• SET PROBLEM
Using the material below, copy every line where "Олонецкий" appears.

Stored records
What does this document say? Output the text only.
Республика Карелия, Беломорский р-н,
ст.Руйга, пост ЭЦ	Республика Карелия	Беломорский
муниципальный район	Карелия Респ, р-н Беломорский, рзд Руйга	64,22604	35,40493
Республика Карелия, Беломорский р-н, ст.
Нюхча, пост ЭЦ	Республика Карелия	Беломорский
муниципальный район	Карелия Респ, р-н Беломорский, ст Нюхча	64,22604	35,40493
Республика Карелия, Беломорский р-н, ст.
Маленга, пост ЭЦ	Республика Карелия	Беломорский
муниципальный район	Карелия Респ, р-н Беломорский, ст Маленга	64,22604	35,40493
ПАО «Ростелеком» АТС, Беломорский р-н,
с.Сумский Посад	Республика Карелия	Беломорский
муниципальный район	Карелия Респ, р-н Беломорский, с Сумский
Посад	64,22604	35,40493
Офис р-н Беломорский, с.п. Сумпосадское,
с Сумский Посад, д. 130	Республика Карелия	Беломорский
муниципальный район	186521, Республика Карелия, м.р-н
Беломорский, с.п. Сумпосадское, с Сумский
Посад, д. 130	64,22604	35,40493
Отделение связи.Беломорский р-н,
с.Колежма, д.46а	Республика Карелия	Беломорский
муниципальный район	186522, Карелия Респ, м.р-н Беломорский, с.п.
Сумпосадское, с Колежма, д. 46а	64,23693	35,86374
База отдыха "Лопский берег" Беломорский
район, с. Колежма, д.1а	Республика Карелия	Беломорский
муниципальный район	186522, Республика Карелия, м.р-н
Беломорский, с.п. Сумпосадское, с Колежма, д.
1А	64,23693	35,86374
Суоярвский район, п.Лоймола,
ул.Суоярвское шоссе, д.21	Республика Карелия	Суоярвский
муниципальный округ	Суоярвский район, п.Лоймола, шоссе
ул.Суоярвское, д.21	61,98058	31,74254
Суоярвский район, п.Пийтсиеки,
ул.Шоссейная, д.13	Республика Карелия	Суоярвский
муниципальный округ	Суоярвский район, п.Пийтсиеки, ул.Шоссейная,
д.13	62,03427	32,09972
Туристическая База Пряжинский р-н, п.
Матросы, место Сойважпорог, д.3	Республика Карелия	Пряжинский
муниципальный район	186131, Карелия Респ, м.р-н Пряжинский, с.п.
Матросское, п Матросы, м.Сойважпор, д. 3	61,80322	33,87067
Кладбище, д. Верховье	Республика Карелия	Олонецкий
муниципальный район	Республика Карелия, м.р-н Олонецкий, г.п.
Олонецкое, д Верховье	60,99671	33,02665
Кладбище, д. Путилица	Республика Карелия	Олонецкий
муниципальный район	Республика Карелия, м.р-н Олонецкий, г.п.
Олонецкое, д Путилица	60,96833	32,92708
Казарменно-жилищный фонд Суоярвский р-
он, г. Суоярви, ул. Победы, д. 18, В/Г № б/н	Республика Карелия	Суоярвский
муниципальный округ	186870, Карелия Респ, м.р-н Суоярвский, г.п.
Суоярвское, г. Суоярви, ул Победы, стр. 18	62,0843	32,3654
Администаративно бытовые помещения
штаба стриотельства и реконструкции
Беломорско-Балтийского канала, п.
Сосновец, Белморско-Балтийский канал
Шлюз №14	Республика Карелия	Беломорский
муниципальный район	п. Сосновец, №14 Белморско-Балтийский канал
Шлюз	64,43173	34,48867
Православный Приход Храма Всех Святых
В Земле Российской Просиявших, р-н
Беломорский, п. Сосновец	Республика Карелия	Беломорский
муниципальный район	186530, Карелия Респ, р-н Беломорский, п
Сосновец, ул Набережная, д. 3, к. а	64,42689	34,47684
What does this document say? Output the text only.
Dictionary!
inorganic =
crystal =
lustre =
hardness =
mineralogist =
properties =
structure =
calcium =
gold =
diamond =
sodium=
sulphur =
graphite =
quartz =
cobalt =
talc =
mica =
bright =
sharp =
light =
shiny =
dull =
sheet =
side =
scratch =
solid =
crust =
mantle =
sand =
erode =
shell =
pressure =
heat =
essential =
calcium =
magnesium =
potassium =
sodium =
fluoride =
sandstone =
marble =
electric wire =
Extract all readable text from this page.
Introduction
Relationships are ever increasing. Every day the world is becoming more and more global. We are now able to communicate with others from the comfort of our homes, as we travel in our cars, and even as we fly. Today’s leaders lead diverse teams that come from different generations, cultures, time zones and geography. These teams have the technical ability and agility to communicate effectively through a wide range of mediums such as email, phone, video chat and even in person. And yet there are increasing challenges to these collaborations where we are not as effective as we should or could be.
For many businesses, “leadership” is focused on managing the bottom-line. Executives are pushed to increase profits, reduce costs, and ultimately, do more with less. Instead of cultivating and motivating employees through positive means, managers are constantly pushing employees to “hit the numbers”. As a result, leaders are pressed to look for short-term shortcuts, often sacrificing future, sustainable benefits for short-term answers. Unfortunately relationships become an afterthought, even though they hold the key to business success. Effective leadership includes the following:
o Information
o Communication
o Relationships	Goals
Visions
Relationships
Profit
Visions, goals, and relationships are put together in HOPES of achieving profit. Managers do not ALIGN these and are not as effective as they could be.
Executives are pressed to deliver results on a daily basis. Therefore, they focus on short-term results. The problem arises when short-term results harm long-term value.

• OUTPUT OF THE EXERCISE
Кладбище, д. Верховье	Республика Карелия	Олонецкий
муниципальный район	Республика Карелия, м.р-н Олонецкий, г.п.
Кладбище, д. Путилица	Республика Карелия	Олонецкий
муниципальный район	Республика Карелия, м.р-н Олонецкий, г.п.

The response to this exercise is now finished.